### TASK DESCRIPTION
Locate every line in the material below that has the word "detached". Copy each of those lines.

Source records:
+++
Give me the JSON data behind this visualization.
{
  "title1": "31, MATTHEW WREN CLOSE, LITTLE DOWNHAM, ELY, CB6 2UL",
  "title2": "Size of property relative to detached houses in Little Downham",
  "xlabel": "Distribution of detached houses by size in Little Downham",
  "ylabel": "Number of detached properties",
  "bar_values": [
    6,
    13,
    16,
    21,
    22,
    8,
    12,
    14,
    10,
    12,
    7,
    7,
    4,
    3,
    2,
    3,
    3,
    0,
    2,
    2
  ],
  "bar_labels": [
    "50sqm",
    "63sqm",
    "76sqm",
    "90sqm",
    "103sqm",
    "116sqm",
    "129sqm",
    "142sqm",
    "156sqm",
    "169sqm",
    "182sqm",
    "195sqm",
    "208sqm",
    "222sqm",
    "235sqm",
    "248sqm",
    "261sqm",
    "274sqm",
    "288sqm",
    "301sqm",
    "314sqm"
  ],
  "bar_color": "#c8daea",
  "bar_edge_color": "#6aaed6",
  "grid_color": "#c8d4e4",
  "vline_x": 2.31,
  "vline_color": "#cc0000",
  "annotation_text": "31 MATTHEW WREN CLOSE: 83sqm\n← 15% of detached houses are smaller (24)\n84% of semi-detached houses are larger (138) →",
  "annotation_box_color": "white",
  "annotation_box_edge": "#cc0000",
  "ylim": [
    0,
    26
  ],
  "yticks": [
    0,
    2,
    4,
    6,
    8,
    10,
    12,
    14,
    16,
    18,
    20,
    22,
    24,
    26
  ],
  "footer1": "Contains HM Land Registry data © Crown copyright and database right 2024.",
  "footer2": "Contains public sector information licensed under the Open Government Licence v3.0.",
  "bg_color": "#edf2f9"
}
+++
### PROBLEM SOLUTION
  "title2": "Size of property relative to detached houses in Little Downham",
  "xlabel": "Distribution of detached houses by size in Little Downham",
  "ylabel": "Number of detached properties",
  "annotation_text": "31 MATTHEW WREN CLOSE: 83sqm\n← 15% of detached houses are smaller (24)\n84% of semi-detached houses are larger (138) →",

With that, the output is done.